§ STATED TASK: Check each line of the listing for the string "поддержку", then state how many lines have it. Only the number is wanted.

========================================

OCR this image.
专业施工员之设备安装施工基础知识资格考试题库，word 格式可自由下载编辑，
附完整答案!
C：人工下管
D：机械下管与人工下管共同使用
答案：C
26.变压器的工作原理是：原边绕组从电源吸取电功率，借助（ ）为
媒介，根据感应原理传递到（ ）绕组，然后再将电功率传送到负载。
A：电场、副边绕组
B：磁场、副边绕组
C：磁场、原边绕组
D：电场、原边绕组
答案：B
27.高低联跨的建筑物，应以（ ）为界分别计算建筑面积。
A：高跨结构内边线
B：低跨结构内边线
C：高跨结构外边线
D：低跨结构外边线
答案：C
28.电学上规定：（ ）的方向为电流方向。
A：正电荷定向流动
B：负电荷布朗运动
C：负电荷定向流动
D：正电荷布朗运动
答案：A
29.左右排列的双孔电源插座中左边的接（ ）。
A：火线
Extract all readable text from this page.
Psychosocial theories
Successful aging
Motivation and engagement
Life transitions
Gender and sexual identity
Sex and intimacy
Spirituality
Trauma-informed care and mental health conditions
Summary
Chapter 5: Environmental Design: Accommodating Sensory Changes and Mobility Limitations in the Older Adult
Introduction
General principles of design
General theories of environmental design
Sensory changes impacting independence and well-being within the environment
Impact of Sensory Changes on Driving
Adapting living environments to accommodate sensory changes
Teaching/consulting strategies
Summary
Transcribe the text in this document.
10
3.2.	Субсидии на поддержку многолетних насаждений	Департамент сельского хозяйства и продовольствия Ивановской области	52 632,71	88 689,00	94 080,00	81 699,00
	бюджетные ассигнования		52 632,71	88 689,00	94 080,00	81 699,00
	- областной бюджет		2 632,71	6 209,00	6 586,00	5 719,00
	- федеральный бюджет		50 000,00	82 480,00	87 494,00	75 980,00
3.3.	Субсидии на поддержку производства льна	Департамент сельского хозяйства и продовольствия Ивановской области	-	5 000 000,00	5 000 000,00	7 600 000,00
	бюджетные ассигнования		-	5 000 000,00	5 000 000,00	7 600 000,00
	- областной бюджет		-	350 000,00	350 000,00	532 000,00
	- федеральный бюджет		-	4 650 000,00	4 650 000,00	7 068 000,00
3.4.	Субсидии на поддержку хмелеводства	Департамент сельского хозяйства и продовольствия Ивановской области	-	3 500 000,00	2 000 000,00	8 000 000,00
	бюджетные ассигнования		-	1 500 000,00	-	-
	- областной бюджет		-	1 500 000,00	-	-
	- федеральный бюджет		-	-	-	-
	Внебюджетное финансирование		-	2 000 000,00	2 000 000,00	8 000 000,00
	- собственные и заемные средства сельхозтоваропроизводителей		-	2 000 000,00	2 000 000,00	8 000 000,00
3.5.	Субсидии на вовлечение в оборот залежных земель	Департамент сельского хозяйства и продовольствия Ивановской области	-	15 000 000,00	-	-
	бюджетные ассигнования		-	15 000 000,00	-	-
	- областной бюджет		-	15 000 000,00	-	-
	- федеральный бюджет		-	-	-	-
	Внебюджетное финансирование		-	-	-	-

========================================

§ OUTPUT FOR THIS EXERCISE: 3